(Entries from a dataset)

---+---

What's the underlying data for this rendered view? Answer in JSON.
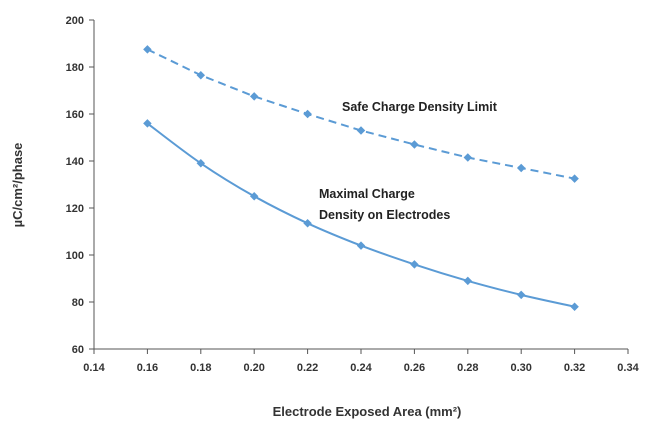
{
  "chart_data": {
    "type": "line",
    "title": "",
    "xlabel": "Electrode Exposed Area (mm²)",
    "ylabel": "µC/cm²/phase",
    "xlim": [
      0.14,
      0.34
    ],
    "ylim": [
      60,
      200
    ],
    "x_ticks": [
      "0.14",
      "0.16",
      "0.18",
      "0.20",
      "0.22",
      "0.24",
      "0.26",
      "0.28",
      "0.30",
      "0.32",
      "0.34"
    ],
    "y_ticks": [
      "60",
      "80",
      "100",
      "120",
      "140",
      "160",
      "180",
      "200"
    ],
    "x": [
      0.16,
      0.18,
      0.2,
      0.22,
      0.24,
      0.26,
      0.28,
      0.3,
      0.32
    ],
    "series": [
      {
        "values": [
          187.5,
          176.5,
          167.5,
          160,
          153,
          147,
          141.5,
          137,
          132.5
        ],
        "line_style": "dashed",
        "color": "#5b9bd5"
      },
      {
        "values": [
          156,
          139,
          125,
          113.5,
          104,
          96,
          89,
          83,
          78
        ],
        "line_style": "solid",
        "color": "#5b9bd5"
      }
    ],
    "annotations": [
      {
        "lines": [
          "Safe Charge Density Limit"
        ]
      },
      {
        "lines": [
          "Maximal Charge",
          "Density on Electrodes"
        ]
      }
    ],
    "grid": false,
    "legend": "none"
  }
}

---+---

Retype everything in the material word for word, minus pictures.

What's the underlying data for this rendered view? Answer in JSON.
{
  "chart_data": {
    "type": "line",
    "title": "",
    "xlabel": "Electrode Exposed Area (mm²)",
    "ylabel": "µC/cm²/phase",
    "xlim": [
      0.14,
      0.34
    ],
    "ylim": [
      60,
      200
    ],
    "x_ticks": [
      "0.14",
      "0.16",
      "0.18",
      "0.20",
      "0.22",
      "0.24",
      "0.26",
      "0.28",
      "0.30",
      "0.32",
      "0.34"
    ],
    "y_ticks": [
      "60",
      "80",
      "100",
      "120",
      "140",
      "160",
      "180",
      "200"
    ],
    "x": [
      0.16,
      0.18,
      0.2,
      0.22,
      0.24,
      0.26,
      0.28,
      0.3,
      0.32
    ],
    "series": [
      {
        "values": [
          187.5,
          176.5,
          167.5,
          160,
          153,
          147,
          141.5,
          137,
          132.5
        ],
        "line_style": "dashed",
        "color": "#5b9bd5"
      },
      {
        "values": [
          156,
          139,
          125,
          113.5,
          104,
          96,
          89,
          83,
          78
        ],
        "line_style": "solid",
        "color": "#5b9bd5"
      }
    ],
    "annotations": [
      {
        "lines": [
          "Safe Charge Density Limit"
        ]
      },
      {
        "lines": [
          "Maximal Charge",
          "Density on Electrodes"
        ]
      }
    ],
    "grid": false,
    "legend": "none"
  }
}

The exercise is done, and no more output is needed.